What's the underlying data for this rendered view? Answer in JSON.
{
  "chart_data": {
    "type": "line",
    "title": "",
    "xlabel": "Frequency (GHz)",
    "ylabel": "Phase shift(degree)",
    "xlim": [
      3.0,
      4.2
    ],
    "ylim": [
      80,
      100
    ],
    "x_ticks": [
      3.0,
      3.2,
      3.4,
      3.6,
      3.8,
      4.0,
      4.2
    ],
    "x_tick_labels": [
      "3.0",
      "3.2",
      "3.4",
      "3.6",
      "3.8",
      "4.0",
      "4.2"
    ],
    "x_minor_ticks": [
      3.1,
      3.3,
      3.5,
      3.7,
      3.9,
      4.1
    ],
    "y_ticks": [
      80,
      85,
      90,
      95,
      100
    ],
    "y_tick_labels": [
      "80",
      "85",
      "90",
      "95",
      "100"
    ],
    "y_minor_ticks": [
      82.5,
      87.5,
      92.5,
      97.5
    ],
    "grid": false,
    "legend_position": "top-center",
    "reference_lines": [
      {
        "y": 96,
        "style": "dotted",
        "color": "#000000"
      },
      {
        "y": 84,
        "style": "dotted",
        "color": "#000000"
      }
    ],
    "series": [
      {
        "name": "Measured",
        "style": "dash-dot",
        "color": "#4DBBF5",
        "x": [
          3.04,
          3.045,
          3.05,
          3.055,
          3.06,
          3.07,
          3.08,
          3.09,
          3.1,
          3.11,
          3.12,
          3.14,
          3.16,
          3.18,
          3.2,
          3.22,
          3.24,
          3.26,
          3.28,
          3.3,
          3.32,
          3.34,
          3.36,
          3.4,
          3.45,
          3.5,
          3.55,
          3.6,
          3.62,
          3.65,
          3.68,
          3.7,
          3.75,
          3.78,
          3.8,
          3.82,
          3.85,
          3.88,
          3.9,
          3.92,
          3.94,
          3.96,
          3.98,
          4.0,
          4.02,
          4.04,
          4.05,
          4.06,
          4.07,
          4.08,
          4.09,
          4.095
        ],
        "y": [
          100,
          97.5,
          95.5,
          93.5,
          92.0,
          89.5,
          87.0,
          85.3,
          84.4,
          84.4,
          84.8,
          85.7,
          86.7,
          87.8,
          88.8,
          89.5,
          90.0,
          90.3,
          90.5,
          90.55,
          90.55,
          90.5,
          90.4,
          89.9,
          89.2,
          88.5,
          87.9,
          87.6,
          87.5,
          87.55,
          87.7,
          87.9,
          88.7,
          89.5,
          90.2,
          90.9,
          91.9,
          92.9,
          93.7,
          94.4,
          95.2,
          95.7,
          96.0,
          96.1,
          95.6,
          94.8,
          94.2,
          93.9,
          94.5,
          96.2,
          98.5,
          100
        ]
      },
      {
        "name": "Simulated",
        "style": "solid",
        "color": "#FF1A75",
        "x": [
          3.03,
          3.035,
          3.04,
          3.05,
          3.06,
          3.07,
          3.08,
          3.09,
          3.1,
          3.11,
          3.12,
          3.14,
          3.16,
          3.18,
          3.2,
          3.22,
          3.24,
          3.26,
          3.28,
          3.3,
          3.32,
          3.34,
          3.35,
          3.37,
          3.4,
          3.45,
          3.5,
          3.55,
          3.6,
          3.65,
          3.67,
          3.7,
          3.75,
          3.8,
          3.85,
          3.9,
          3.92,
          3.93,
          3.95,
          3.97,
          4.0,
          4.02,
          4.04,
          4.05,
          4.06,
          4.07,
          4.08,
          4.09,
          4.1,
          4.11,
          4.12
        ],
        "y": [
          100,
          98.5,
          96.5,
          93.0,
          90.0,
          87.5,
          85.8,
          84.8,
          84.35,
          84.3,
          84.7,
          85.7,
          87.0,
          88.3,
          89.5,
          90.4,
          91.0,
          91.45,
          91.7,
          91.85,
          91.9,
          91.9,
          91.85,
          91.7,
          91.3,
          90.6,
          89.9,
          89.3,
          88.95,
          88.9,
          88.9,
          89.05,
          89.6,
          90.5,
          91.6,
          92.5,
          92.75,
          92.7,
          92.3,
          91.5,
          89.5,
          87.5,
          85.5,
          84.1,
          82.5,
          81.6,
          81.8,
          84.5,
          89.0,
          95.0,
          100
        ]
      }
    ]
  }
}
++++
--- Task to complete ---
Copy all the records above exactly, missing none.

--- Full solution ---
What's the underlying data for this rendered view? Answer in JSON.
{
  "chart_data": {
    "type": "line",
    "title": "",
    "xlabel": "Frequency (GHz)",
    "ylabel": "Phase shift(degree)",
    "xlim": [
      3.0,
      4.2
    ],
    "ylim": [
      80,
      100
    ],
    "x_ticks": [
      3.0,
      3.2,
      3.4,
      3.6,
      3.8,
      4.0,
      4.2
    ],
    "x_tick_labels": [
      "3.0",
      "3.2",
      "3.4",
      "3.6",
      "3.8",
      "4.0",
      "4.2"
    ],
    "x_minor_ticks": [
      3.1,
      3.3,
      3.5,
      3.7,
      3.9,
      4.1
    ],
    "y_ticks": [
      80,
      85,
      90,
      95,
      100
    ],
    "y_tick_labels": [
      "80",
      "85",
      "90",
      "95",
      "100"
    ],
    "y_minor_ticks": [
      82.5,
      87.5,
      92.5,
      97.5
    ],
    "grid": false,
    "legend_position": "top-center",
    "reference_lines": [
      {
        "y": 96,
        "style": "dotted",
        "color": "#000000"
      },
      {
        "y": 84,
        "style": "dotted",
        "color": "#000000"
      }
    ],
    "series": [
      {
        "name": "Measured",
        "style": "dash-dot",
        "color": "#4DBBF5",
        "x": [
          3.04,
          3.045,
          3.05,
          3.055,
          3.06,
          3.07,
          3.08,
          3.09,
          3.1,
          3.11,
          3.12,
          3.14,
          3.16,
          3.18,
          3.2,
          3.22,
          3.24,
          3.26,
          3.28,
          3.3,
          3.32,
          3.34,
          3.36,
          3.4,
          3.45,
          3.5,
          3.55,
          3.6,
          3.62,
          3.65,
          3.68,
          3.7,
          3.75,
          3.78,
          3.8,
          3.82,
          3.85,
          3.88,
          3.9,
          3.92,
          3.94,
          3.96,
          3.98,
          4.0,
          4.02,
          4.04,
          4.05,
          4.06,
          4.07,
          4.08,
          4.09,
          4.095
        ],
        "y": [
          100,
          97.5,
          95.5,
          93.5,
          92.0,
          89.5,
          87.0,
          85.3,
          84.4,
          84.4,
          84.8,
          85.7,
          86.7,
          87.8,
          88.8,
          89.5,
          90.0,
          90.3,
          90.5,
          90.55,
          90.55,
          90.5,
          90.4,
          89.9,
          89.2,
          88.5,
          87.9,
          87.6,
          87.5,
          87.55,
          87.7,
          87.9,
          88.7,
          89.5,
          90.2,
          90.9,
          91.9,
          92.9,
          93.7,
          94.4,
          95.2,
          95.7,
          96.0,
          96.1,
          95.6,
          94.8,
          94.2,
          93.9,
          94.5,
          96.2,
          98.5,
          100
        ]
      },
      {
        "name": "Simulated",
        "style": "solid",
        "color": "#FF1A75",
        "x": [
          3.03,
          3.035,
          3.04,
          3.05,
          3.06,
          3.07,
          3.08,
          3.09,
          3.1,
          3.11,
          3.12,
          3.14,
          3.16,
          3.18,
          3.2,
          3.22,
          3.24,
          3.26,
          3.28,
          3.3,
          3.32,
          3.34,
          3.35,
          3.37,
          3.4,
          3.45,
          3.5,
          3.55,
          3.6,
          3.65,
          3.67,
          3.7,
          3.75,
          3.8,
          3.85,
          3.9,
          3.92,
          3.93,
          3.95,
          3.97,
          4.0,
          4.02,
          4.04,
          4.05,
          4.06,
          4.07,
          4.08,
          4.09,
          4.1,
          4.11,
          4.12
        ],
        "y": [
          100,
          98.5,
          96.5,
          93.0,
          90.0,
          87.5,
          85.8,
          84.8,
          84.35,
          84.3,
          84.7,
          85.7,
          87.0,
          88.3,
          89.5,
          90.4,
          91.0,
          91.45,
          91.7,
          91.85,
          91.9,
          91.9,
          91.85,
          91.7,
          91.3,
          90.6,
          89.9,
          89.3,
          88.95,
          88.9,
          88.9,
          89.05,
          89.6,
          90.5,
          91.6,
          92.5,
          92.75,
          92.7,
          92.3,
          91.5,
          89.5,
          87.5,
          85.5,
          84.1,
          82.5,
          81.6,
          81.8,
          84.5,
          89.0,
          95.0,
          100
        ]
      }
    ]
  }
}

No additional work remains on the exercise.